Stated exercise ▸ Extract each line bearing the word "title".

Data entries ▸
-------------------------
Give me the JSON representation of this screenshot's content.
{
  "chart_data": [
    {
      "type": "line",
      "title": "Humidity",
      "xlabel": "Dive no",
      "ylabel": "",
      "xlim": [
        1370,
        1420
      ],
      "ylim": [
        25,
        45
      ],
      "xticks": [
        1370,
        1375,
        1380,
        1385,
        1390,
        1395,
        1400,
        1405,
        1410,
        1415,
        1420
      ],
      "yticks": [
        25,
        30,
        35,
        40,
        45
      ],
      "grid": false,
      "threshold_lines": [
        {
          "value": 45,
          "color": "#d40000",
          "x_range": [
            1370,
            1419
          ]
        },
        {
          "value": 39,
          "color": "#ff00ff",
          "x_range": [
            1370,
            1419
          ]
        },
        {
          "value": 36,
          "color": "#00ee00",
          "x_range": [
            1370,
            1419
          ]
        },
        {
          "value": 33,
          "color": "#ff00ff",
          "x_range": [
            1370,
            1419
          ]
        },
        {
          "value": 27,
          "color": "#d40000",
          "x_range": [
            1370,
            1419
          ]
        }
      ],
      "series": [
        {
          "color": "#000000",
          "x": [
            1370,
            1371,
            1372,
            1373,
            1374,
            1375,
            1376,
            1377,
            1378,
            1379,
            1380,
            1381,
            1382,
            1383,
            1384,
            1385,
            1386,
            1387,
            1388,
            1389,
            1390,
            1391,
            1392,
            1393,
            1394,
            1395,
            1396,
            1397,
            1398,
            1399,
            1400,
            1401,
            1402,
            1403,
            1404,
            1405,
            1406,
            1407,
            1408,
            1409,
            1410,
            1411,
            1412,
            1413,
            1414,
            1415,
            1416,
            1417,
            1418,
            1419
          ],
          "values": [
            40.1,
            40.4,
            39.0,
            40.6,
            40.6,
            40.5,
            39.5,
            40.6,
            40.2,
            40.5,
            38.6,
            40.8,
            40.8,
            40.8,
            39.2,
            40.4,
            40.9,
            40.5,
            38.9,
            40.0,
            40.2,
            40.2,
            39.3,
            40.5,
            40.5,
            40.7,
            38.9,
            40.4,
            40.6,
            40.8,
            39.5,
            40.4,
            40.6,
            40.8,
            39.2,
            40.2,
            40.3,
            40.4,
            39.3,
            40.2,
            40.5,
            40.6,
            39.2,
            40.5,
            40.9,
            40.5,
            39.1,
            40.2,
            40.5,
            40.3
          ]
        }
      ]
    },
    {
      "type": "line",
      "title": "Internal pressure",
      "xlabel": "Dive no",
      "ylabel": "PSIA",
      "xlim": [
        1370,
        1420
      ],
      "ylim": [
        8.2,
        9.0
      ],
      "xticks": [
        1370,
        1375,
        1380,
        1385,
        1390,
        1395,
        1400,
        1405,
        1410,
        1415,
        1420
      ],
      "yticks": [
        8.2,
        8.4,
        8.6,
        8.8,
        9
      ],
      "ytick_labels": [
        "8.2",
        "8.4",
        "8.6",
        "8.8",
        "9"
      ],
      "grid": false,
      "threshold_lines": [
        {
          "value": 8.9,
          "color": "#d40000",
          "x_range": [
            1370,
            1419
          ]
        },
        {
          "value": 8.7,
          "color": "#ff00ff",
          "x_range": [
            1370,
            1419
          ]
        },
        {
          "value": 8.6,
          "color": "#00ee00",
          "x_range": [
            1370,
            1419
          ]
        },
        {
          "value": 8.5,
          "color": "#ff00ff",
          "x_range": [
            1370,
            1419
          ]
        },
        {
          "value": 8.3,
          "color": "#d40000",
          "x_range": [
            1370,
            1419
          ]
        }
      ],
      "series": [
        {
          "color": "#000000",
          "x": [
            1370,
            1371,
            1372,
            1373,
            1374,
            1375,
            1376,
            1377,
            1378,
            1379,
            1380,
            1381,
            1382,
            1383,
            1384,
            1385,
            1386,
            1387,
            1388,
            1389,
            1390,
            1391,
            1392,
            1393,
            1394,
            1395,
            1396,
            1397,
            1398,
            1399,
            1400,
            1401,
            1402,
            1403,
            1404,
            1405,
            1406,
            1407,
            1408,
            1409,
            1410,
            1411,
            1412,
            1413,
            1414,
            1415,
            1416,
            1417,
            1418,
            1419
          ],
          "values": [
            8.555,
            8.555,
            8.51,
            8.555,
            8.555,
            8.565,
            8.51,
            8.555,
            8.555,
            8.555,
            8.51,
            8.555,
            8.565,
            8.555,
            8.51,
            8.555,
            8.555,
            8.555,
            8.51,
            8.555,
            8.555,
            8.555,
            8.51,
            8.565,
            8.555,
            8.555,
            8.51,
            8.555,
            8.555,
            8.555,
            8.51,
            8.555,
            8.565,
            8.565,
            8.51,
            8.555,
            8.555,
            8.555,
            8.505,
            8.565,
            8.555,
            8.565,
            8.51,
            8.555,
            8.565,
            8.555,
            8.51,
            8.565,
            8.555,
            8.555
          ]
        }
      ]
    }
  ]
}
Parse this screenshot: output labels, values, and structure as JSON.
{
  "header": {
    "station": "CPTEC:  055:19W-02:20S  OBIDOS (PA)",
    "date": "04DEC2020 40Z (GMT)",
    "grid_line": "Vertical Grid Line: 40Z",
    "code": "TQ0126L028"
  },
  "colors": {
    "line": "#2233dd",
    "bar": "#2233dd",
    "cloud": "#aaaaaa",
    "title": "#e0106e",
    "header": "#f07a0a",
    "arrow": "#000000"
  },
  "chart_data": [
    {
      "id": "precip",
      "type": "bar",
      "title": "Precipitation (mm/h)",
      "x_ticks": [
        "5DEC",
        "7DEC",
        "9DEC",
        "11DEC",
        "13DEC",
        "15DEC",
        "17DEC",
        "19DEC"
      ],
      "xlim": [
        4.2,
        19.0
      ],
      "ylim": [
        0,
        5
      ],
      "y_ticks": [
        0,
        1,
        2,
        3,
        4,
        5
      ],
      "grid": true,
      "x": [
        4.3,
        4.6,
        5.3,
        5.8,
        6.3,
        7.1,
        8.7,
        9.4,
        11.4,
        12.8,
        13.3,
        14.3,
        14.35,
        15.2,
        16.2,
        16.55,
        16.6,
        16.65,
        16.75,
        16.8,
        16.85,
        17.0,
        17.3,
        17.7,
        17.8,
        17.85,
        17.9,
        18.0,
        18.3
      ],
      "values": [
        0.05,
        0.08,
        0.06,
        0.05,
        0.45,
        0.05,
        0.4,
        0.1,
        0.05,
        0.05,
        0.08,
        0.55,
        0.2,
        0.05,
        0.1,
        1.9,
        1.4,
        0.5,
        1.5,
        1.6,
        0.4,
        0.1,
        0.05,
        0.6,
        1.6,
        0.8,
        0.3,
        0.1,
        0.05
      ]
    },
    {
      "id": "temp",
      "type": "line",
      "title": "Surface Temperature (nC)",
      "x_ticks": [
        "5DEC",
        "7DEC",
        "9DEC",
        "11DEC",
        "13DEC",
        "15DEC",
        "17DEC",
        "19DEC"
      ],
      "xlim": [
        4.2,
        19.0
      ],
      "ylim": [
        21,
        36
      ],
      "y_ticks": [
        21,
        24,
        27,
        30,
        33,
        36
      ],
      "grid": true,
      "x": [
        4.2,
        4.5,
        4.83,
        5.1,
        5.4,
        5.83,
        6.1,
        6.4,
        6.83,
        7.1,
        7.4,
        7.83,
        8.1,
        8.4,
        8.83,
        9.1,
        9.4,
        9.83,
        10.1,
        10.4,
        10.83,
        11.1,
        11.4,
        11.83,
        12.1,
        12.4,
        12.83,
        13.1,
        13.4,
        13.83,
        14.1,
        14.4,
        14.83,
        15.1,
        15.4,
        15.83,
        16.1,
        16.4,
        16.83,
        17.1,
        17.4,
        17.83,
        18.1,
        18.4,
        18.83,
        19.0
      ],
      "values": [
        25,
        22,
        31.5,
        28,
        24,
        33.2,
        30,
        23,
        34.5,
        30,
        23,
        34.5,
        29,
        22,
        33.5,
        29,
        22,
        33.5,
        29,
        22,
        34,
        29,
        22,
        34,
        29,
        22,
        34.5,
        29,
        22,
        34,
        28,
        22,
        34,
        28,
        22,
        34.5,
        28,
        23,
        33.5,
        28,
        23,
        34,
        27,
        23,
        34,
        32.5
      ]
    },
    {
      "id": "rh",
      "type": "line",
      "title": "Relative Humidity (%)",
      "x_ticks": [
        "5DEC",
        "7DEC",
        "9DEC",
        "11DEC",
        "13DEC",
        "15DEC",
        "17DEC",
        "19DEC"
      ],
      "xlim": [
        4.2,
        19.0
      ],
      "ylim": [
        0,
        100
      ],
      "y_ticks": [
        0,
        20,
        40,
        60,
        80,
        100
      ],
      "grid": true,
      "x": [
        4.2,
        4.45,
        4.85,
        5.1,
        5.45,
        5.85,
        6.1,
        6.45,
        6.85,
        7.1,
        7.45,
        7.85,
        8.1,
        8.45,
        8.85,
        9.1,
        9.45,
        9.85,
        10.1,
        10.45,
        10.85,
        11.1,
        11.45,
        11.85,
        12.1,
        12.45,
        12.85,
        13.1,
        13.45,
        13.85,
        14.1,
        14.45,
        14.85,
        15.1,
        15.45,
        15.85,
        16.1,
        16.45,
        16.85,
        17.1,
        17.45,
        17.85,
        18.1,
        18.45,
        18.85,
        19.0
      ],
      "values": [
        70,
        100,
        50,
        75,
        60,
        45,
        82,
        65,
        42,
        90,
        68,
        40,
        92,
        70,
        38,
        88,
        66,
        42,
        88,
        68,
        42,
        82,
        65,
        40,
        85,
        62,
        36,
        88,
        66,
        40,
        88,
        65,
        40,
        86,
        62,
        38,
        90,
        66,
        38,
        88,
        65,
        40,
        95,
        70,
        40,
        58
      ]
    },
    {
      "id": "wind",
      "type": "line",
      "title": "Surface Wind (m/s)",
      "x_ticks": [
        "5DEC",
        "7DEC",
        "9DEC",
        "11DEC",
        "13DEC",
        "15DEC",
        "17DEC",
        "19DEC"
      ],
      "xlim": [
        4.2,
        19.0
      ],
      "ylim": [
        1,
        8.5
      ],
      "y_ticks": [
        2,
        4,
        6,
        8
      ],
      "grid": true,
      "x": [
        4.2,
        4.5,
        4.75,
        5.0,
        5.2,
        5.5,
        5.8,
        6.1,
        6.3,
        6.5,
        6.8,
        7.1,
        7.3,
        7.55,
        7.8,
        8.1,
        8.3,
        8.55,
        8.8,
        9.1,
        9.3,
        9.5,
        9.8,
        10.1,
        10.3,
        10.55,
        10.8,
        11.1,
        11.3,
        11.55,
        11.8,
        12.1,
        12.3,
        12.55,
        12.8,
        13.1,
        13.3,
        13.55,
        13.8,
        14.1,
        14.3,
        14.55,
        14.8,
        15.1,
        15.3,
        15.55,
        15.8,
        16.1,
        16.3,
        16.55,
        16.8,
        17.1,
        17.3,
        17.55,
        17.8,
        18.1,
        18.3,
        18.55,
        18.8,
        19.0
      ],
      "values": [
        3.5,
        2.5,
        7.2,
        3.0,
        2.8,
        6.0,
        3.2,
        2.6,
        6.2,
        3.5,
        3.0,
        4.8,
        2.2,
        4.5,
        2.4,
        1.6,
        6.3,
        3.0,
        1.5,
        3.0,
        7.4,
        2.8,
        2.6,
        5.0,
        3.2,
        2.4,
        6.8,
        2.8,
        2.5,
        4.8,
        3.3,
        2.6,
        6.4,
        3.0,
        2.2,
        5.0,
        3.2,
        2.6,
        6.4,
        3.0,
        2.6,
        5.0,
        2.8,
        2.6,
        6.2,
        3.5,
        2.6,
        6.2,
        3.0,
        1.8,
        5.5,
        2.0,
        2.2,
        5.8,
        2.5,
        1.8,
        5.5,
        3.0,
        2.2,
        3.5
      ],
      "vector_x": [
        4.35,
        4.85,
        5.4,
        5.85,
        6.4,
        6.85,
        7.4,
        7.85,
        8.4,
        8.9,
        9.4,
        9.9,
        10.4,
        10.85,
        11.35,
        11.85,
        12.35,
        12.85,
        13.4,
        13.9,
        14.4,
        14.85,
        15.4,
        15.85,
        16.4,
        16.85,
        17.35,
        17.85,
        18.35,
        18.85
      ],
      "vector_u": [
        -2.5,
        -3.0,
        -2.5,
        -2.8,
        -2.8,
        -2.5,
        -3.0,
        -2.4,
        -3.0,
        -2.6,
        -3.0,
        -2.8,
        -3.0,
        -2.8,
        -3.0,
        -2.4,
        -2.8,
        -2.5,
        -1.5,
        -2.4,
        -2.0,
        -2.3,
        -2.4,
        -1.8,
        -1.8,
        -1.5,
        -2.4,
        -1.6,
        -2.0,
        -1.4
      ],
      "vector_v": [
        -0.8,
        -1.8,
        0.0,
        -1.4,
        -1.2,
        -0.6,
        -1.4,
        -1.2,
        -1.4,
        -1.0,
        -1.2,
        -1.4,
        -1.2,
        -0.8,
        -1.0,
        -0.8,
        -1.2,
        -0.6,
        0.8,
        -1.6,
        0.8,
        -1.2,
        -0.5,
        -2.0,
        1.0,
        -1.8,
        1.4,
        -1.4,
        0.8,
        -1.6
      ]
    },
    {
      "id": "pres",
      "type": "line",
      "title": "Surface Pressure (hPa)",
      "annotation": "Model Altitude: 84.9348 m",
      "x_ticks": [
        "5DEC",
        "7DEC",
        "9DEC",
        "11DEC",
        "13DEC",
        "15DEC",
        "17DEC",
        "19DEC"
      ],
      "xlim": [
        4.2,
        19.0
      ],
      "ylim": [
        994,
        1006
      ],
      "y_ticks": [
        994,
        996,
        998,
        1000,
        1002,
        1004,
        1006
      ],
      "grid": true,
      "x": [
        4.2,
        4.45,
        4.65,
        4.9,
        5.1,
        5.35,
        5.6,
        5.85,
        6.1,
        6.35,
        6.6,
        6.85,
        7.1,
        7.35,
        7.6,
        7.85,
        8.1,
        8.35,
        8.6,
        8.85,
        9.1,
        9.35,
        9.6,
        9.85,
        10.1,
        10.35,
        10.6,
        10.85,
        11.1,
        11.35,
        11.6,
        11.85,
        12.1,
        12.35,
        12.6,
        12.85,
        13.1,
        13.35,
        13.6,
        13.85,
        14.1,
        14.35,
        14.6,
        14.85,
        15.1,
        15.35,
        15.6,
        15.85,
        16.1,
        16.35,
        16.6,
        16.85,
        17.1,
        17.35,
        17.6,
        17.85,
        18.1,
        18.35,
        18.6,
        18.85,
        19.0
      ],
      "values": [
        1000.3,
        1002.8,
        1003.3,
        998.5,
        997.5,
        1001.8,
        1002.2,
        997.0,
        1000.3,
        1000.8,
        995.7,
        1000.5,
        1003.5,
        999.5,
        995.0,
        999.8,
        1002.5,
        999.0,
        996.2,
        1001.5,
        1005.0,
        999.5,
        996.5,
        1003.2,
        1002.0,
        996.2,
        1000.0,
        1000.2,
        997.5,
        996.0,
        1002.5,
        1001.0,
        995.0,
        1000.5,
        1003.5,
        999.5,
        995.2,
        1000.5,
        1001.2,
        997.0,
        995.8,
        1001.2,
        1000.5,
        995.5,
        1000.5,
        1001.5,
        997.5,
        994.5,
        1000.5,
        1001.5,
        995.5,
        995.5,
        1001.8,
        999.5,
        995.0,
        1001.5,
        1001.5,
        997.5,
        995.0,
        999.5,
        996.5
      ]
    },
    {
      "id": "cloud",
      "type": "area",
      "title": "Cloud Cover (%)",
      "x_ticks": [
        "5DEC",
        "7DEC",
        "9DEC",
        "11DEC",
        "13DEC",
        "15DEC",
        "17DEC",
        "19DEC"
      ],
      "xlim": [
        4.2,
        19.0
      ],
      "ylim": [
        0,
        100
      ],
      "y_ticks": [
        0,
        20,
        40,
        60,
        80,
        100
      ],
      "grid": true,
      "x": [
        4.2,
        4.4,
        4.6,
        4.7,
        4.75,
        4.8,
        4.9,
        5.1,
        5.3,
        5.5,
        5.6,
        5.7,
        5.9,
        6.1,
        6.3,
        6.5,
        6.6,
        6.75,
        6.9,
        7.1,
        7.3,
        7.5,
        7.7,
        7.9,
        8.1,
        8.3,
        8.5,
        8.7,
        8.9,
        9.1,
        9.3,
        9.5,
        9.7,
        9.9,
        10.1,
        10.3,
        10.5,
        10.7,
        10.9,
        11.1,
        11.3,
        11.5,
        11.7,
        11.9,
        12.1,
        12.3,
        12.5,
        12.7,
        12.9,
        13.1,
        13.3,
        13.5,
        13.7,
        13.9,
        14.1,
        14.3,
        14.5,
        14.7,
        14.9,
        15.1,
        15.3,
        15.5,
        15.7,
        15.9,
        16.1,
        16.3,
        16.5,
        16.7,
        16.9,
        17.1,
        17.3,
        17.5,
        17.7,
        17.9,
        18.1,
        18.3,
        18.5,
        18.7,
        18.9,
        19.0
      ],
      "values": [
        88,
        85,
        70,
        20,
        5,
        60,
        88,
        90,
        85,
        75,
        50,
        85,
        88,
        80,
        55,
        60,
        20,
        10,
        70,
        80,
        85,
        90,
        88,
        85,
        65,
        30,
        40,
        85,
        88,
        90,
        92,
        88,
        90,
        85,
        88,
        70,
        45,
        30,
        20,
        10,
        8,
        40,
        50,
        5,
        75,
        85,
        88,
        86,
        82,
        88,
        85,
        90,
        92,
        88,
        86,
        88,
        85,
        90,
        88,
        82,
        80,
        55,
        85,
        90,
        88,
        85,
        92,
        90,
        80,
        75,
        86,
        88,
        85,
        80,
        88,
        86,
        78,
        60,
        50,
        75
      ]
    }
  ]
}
-------------------------
Full answer ▸
      "title": "Humidity",
      "title": "Internal pressure",
    "title": "#e0106e",
      "title": "Precipitation (mm/h)",
      "title": "Surface Temperature (nC)",
      "title": "Relative Humidity (%)",
      "title": "Surface Wind (m/s)",
      "title": "Surface Pressure (hPa)",
      "title": "Cloud Cover (%)",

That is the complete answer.